Where the word "Mixing" occurs in a line, return that line.

====== PROVIDED DATA

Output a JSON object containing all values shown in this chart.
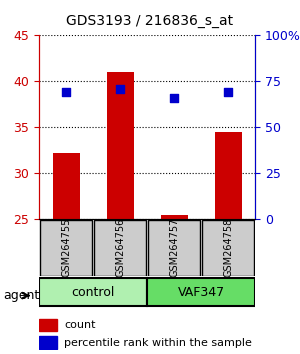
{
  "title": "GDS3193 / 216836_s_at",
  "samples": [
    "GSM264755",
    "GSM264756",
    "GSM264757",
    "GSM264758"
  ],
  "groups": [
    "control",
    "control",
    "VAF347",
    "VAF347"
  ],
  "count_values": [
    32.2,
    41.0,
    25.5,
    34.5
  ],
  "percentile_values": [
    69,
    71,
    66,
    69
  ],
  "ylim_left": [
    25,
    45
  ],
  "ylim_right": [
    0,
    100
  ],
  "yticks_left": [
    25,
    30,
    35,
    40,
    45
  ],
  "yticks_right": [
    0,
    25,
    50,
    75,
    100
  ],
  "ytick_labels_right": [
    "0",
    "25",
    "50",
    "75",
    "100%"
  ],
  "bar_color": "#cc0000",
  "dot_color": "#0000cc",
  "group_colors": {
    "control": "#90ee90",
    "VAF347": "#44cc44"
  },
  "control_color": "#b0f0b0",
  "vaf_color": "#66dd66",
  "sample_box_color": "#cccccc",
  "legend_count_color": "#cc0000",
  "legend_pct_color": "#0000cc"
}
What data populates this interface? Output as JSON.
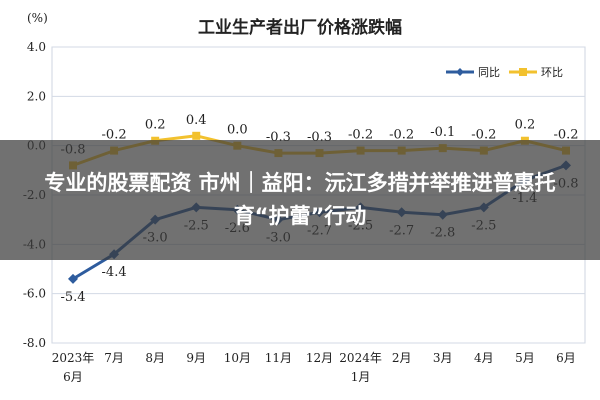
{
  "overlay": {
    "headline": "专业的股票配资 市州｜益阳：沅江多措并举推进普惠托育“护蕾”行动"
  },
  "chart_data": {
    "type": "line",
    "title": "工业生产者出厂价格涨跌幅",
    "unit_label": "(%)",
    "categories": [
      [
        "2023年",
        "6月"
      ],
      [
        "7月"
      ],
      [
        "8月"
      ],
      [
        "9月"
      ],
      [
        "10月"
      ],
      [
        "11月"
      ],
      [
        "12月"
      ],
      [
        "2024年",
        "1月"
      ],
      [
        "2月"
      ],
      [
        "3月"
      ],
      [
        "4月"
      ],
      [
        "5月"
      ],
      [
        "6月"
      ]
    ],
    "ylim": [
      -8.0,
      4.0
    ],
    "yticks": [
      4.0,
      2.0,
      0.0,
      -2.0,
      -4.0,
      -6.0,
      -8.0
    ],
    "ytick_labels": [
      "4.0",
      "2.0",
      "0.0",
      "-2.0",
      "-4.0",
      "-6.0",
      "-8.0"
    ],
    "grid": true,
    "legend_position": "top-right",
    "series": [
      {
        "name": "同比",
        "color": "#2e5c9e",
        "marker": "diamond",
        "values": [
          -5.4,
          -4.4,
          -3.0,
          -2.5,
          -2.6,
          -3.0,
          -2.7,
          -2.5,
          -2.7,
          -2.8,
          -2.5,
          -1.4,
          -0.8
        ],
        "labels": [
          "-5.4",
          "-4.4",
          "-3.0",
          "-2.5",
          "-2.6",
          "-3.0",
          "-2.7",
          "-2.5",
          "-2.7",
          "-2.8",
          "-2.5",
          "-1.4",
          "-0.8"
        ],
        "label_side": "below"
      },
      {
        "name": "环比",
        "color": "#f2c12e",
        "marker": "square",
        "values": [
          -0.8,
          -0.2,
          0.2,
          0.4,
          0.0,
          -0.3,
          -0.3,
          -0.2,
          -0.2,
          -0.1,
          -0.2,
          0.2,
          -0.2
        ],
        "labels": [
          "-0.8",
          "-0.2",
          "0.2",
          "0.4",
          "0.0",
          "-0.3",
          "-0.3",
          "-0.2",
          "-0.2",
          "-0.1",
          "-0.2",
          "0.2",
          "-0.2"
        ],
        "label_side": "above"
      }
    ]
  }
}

============
====== PROVIDED DATA

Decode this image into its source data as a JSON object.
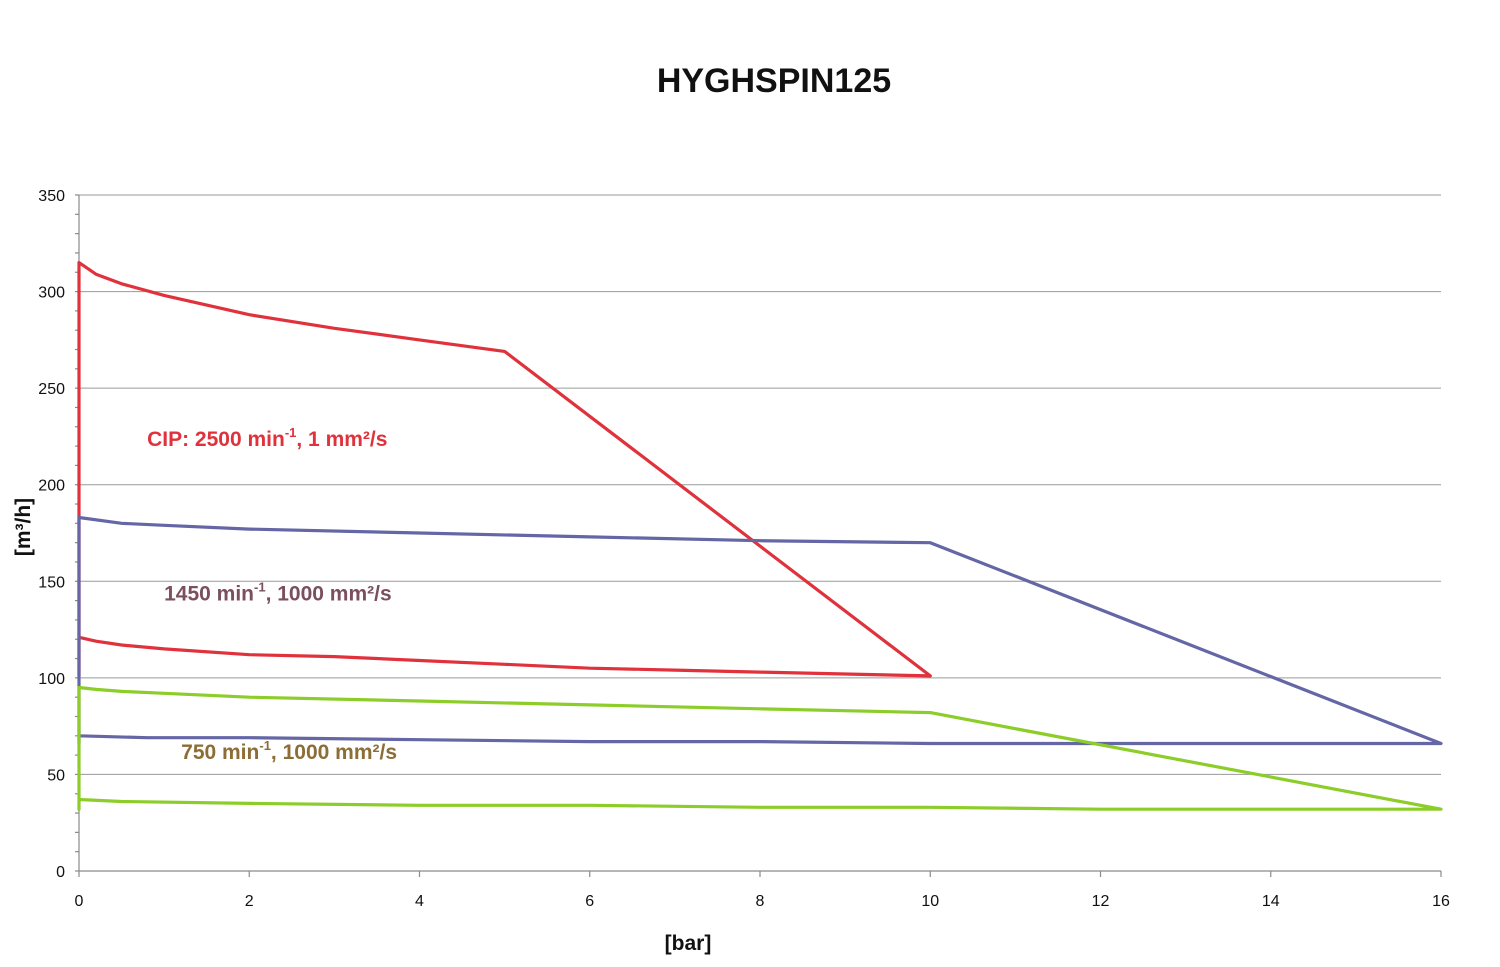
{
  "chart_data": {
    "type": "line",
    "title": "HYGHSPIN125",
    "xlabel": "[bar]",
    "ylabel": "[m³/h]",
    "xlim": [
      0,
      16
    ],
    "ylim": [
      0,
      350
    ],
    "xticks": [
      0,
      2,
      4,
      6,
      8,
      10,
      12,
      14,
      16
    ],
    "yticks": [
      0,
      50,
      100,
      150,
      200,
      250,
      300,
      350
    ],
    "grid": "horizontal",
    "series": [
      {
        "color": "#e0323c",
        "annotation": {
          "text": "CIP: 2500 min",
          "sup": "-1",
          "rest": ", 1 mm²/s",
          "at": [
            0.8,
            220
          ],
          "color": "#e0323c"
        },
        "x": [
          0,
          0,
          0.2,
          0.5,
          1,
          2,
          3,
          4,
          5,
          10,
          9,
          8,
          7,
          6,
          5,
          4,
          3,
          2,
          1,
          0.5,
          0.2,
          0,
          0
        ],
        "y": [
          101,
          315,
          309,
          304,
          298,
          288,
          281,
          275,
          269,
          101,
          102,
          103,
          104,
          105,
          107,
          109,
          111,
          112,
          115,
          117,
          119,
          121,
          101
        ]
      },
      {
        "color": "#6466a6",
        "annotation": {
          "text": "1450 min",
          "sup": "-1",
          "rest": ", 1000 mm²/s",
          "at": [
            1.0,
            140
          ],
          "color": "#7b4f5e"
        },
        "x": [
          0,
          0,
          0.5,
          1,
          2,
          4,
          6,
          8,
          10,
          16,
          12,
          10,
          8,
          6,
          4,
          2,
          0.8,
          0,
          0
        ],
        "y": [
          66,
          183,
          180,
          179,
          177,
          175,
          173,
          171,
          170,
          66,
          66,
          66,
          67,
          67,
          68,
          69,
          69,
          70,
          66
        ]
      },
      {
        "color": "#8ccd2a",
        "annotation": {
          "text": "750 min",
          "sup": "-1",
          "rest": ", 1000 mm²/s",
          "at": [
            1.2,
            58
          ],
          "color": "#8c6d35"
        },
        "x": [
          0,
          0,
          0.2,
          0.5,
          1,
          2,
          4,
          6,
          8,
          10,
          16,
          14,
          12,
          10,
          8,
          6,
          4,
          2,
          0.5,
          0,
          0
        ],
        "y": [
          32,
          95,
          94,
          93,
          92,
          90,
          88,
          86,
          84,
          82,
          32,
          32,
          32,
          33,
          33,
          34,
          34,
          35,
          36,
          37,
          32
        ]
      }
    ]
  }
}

============
====== PROVIDED DATA

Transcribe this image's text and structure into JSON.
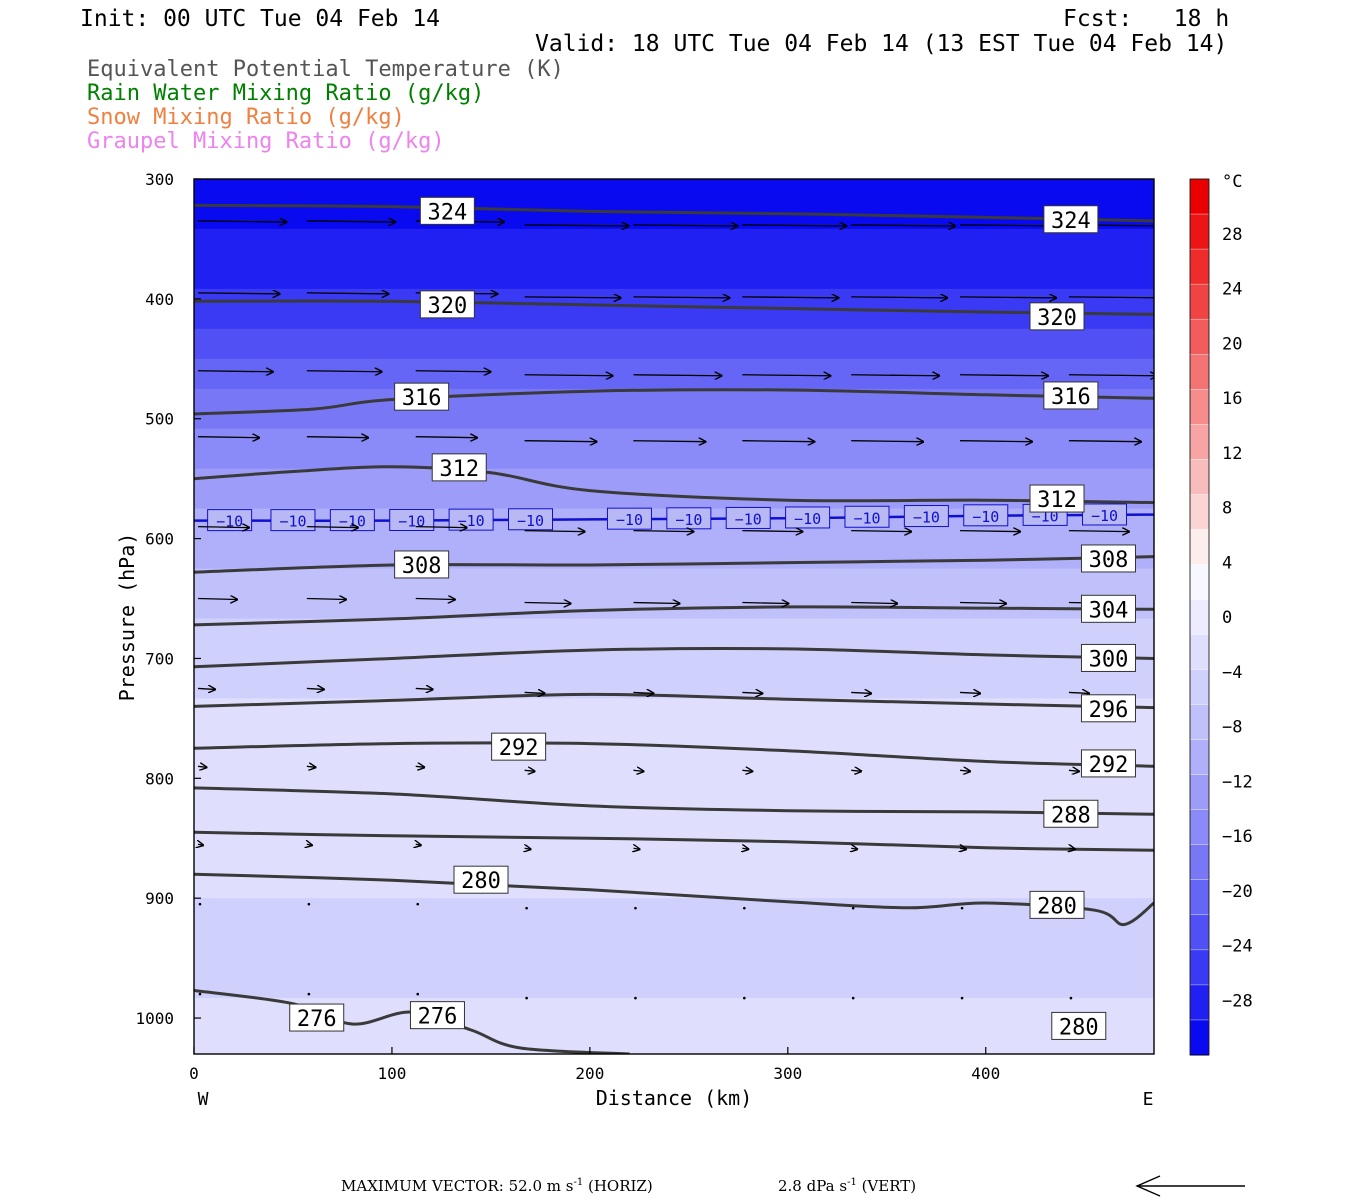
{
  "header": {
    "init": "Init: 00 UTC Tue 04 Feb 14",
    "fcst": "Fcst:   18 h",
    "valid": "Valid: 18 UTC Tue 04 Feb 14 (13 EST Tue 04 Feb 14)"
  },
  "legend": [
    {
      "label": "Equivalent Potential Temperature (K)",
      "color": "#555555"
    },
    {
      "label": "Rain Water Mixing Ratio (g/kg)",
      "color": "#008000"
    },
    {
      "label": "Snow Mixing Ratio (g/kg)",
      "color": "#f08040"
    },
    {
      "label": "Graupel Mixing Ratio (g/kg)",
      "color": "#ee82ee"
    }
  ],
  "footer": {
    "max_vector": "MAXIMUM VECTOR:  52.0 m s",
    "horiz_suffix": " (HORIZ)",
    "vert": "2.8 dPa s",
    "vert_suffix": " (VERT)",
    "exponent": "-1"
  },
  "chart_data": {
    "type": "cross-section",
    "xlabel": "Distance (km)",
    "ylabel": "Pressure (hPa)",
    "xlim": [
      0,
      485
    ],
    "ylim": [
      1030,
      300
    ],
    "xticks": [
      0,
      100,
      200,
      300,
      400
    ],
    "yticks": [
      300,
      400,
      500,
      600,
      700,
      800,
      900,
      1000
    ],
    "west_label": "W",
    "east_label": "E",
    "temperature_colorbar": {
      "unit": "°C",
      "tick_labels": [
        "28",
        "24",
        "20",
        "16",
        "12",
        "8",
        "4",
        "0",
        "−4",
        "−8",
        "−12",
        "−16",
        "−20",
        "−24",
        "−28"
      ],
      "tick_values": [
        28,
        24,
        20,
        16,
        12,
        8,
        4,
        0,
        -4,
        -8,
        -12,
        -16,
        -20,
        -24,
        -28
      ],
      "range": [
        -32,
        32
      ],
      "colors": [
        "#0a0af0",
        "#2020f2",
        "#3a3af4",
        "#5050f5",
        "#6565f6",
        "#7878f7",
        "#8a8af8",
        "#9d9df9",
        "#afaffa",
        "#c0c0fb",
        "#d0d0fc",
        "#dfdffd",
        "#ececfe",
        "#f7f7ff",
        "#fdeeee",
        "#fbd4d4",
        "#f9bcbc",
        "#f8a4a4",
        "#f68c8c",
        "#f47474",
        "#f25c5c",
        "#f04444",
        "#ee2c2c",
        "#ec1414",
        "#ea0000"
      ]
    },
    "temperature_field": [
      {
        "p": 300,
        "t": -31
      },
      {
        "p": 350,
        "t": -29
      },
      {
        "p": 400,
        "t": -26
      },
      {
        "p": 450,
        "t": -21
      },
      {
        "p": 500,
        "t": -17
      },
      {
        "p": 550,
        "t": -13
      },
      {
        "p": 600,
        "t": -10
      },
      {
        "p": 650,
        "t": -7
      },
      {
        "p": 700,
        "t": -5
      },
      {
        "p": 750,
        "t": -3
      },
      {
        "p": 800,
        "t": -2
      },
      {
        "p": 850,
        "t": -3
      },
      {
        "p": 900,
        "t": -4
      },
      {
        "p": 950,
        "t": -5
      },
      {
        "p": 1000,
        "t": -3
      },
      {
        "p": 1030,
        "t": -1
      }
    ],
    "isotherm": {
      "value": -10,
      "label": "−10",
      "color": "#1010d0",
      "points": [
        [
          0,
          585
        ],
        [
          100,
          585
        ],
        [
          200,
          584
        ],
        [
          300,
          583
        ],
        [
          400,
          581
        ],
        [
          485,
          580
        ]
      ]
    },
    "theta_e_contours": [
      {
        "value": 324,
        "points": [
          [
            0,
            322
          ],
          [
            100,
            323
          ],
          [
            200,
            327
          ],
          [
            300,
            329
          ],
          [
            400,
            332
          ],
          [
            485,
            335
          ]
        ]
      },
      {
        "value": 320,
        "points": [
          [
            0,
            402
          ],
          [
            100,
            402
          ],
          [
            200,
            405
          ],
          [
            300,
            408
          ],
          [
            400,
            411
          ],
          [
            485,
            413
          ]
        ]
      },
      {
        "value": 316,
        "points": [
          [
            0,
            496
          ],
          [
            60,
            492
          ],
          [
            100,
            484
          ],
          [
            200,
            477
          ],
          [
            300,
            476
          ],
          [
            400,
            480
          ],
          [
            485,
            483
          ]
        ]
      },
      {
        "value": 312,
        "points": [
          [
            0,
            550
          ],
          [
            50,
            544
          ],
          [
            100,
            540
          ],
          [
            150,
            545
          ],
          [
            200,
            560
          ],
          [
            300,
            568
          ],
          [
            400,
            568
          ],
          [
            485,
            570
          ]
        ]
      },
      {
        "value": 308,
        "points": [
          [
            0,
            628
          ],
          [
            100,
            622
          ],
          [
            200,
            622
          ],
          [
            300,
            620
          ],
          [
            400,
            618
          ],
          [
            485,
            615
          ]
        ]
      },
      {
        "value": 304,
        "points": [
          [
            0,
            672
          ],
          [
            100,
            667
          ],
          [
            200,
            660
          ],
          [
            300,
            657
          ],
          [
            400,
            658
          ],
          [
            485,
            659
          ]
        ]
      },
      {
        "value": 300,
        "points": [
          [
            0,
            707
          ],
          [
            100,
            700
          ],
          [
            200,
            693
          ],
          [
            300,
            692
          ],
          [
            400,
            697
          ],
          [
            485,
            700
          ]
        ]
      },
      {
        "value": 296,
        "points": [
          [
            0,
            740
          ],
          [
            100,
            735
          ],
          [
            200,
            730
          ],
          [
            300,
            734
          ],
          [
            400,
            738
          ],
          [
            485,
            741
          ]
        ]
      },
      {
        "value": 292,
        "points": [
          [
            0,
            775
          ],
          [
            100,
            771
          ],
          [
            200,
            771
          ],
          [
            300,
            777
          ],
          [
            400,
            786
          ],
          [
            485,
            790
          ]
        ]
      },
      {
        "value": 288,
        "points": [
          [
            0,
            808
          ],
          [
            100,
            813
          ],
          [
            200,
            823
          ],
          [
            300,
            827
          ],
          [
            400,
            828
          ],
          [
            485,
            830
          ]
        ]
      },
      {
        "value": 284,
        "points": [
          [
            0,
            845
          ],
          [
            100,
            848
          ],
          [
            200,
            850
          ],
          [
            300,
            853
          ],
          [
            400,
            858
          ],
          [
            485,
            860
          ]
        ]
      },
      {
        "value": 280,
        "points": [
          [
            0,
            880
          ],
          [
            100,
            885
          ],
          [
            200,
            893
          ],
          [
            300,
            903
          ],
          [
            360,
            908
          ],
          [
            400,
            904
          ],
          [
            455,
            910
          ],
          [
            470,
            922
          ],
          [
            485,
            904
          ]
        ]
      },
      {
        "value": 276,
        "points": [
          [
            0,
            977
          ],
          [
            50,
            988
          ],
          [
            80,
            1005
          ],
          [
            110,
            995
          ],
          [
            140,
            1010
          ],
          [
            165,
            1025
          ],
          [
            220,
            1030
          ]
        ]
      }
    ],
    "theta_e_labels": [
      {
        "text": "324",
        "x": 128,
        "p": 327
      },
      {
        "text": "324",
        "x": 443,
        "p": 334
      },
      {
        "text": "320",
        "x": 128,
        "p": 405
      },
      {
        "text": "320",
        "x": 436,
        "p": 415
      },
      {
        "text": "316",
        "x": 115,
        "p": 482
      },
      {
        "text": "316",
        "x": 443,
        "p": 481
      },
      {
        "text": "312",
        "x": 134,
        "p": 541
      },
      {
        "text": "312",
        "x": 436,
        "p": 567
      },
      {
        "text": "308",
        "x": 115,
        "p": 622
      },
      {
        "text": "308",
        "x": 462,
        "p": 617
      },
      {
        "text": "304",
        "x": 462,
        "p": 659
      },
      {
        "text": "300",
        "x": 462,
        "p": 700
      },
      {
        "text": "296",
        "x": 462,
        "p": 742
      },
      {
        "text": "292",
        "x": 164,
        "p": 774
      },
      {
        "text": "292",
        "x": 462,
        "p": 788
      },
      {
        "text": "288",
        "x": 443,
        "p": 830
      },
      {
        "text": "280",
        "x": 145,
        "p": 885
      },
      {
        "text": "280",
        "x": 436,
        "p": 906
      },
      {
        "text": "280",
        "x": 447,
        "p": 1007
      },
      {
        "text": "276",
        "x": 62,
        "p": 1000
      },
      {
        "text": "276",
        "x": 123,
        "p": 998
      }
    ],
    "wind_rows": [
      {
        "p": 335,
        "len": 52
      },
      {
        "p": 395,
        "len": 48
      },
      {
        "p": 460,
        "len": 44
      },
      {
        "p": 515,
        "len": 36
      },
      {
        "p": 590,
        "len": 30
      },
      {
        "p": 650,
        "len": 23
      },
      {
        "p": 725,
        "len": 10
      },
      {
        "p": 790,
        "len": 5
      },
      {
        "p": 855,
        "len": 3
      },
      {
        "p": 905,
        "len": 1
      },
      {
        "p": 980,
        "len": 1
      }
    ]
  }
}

============

CORRECT RESPONSE —
      "label": "Rain Water Mixing Ratio (g/kg)",
      "label": "Snow Mixing Ratio (g/kg)",
      "label": "Graupel Mixing Ratio (g/kg)",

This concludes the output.